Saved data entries
☆ ☆ ☆ ☆ ☆ ☆ ☆

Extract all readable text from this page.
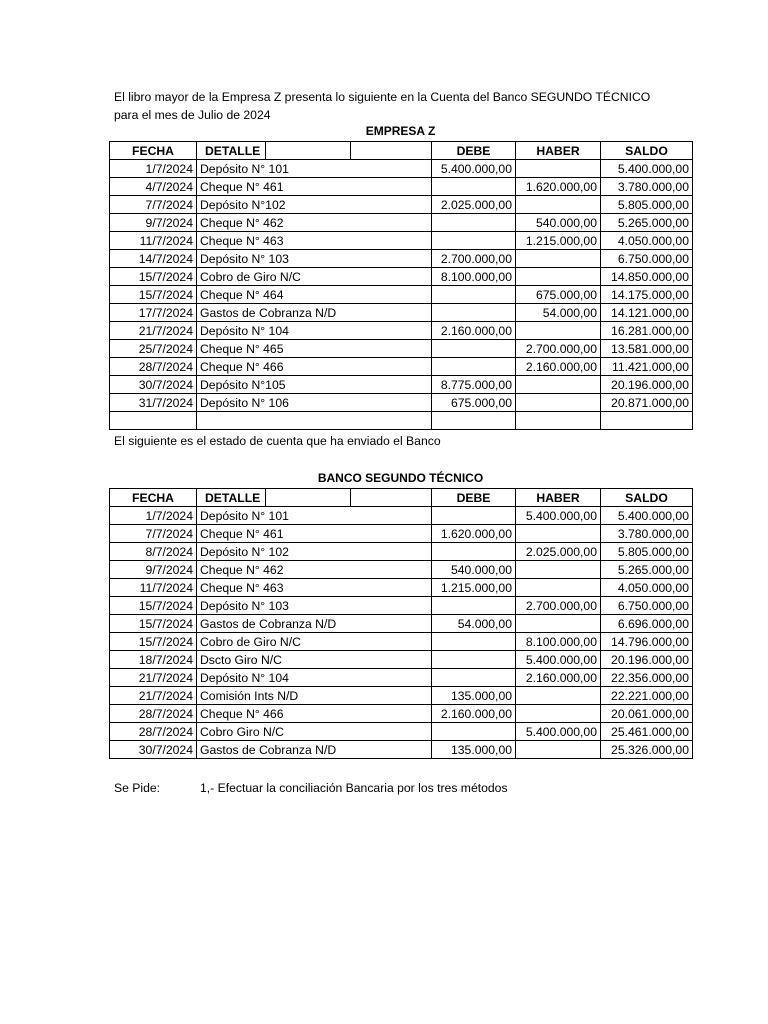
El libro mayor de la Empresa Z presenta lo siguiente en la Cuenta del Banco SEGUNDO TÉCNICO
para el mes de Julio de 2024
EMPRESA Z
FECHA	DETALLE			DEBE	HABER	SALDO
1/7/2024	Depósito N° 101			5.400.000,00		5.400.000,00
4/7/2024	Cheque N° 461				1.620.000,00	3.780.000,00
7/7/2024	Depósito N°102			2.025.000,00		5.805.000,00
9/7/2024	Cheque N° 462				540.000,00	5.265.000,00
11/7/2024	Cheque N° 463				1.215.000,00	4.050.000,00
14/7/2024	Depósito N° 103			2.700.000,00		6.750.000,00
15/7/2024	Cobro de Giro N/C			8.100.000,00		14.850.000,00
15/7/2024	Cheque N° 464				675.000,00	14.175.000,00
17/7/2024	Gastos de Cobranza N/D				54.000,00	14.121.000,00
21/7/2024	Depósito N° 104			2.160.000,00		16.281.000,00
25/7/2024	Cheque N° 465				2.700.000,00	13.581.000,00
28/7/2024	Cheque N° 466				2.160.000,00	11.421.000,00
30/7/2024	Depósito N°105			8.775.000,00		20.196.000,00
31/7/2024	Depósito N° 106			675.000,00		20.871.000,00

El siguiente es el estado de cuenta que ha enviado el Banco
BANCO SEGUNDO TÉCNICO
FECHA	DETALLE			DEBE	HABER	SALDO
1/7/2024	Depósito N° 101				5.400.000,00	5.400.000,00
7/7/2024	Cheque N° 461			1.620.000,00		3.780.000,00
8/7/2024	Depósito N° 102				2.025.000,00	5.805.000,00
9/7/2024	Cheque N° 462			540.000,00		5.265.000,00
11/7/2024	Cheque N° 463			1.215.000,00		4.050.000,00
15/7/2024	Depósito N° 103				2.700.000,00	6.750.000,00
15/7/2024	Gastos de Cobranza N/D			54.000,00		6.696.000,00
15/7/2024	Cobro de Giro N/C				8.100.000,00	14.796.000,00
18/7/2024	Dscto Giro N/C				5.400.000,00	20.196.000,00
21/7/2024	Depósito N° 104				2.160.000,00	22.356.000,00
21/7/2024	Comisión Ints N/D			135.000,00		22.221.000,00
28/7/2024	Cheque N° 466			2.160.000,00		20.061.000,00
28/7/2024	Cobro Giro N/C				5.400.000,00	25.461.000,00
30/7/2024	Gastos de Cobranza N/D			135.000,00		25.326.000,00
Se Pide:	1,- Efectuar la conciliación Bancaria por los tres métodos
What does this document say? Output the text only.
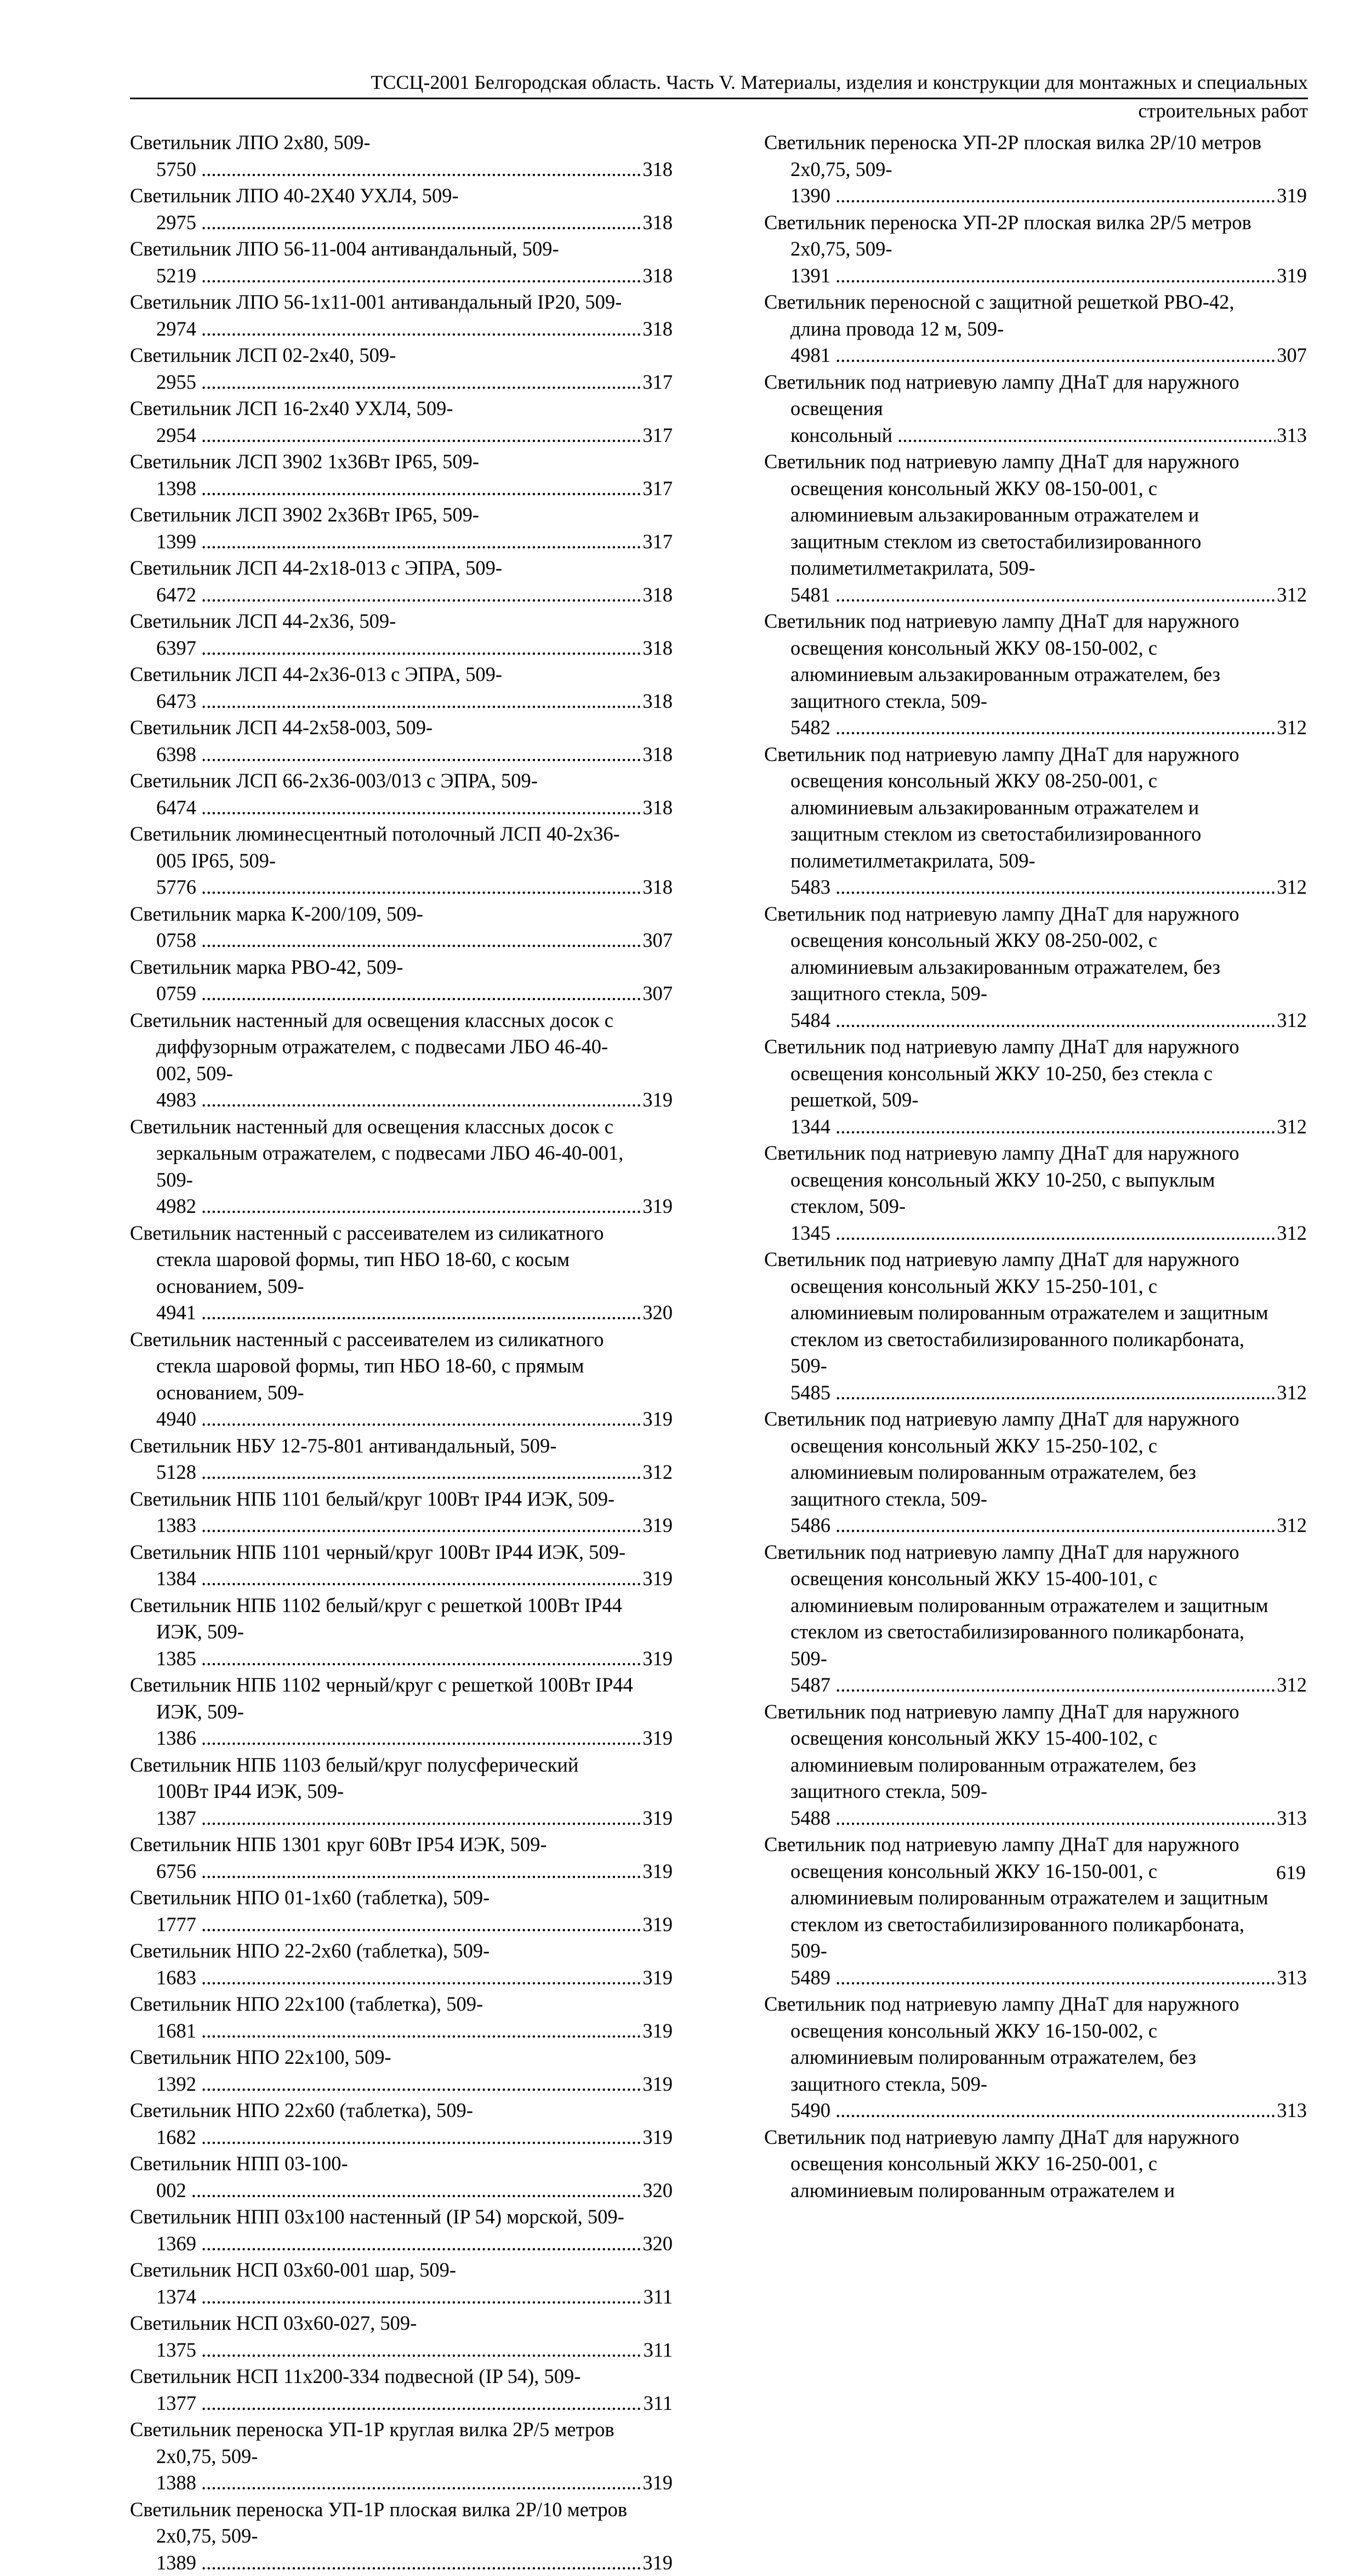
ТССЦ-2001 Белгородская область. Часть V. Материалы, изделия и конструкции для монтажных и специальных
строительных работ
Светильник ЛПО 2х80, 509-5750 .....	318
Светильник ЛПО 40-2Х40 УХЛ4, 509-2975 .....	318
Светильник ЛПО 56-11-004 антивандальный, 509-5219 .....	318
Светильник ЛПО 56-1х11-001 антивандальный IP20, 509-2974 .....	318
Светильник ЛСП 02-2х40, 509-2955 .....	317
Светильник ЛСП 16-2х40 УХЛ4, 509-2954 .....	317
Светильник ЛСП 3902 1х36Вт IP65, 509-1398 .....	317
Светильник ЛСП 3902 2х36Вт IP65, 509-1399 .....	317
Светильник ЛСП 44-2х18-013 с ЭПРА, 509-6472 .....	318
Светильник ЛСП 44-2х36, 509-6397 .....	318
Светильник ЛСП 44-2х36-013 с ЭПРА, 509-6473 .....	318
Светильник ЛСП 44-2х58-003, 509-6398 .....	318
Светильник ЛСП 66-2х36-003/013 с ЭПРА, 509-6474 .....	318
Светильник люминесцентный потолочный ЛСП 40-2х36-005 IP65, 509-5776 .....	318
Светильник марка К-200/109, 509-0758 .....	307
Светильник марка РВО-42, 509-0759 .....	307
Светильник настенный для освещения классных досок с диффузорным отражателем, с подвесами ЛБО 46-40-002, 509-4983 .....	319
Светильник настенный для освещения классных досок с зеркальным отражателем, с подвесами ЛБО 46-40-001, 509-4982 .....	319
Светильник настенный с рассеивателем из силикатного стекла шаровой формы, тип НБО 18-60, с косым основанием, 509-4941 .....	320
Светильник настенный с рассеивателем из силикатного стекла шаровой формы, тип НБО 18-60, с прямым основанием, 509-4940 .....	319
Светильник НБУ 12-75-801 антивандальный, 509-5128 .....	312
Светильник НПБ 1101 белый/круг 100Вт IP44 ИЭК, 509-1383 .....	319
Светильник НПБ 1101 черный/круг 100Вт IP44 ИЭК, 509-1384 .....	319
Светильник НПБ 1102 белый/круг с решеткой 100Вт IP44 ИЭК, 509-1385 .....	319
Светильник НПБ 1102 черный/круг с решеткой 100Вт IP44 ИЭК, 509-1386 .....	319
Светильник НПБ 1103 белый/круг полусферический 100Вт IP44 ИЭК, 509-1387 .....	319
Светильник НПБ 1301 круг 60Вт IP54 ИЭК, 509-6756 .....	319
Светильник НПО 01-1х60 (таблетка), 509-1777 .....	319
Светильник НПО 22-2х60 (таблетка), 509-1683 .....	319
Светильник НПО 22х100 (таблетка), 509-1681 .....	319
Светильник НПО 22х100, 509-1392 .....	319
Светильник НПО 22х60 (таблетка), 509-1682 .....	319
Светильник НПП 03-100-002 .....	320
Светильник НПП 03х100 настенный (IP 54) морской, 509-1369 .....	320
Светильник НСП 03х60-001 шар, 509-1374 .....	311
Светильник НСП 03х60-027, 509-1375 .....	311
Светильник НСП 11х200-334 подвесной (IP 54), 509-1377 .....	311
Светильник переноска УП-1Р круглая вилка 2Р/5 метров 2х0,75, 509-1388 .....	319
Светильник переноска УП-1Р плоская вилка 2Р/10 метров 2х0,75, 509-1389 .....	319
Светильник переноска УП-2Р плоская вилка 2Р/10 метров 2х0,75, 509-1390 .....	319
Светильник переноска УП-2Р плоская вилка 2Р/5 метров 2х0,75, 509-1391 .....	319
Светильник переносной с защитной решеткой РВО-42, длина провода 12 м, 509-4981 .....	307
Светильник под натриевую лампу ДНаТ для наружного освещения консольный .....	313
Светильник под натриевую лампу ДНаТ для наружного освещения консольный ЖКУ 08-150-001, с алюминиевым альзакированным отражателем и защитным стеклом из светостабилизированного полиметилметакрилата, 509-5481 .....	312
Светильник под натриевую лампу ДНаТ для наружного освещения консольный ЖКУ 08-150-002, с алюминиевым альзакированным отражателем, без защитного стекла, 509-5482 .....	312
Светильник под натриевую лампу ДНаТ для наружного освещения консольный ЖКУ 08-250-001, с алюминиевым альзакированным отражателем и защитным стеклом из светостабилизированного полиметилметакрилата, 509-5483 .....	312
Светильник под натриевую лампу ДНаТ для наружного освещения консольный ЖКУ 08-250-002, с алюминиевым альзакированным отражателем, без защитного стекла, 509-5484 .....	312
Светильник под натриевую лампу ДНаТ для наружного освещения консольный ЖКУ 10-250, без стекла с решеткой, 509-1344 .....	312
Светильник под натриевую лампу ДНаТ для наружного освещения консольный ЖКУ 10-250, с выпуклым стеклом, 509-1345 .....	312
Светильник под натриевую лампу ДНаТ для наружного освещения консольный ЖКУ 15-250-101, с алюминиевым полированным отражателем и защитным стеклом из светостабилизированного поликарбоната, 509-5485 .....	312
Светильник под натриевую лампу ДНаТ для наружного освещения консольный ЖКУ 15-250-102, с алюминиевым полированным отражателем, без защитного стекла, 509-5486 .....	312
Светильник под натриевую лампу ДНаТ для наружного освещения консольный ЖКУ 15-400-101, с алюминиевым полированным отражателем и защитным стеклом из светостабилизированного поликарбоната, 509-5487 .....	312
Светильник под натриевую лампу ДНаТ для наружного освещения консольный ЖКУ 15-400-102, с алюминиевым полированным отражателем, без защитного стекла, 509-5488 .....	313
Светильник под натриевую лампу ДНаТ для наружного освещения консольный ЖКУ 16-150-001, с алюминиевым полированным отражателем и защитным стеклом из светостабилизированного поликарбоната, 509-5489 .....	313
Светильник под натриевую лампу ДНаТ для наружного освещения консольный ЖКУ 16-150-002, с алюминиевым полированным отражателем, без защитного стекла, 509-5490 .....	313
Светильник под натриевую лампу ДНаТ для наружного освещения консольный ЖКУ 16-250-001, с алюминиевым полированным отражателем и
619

☆ ☆ ☆ ☆ ☆ ☆ ☆

▸ Exercise objective: Count how many lines above carry the word "siguiente". Only the number is required.

▸ Problem solution: 2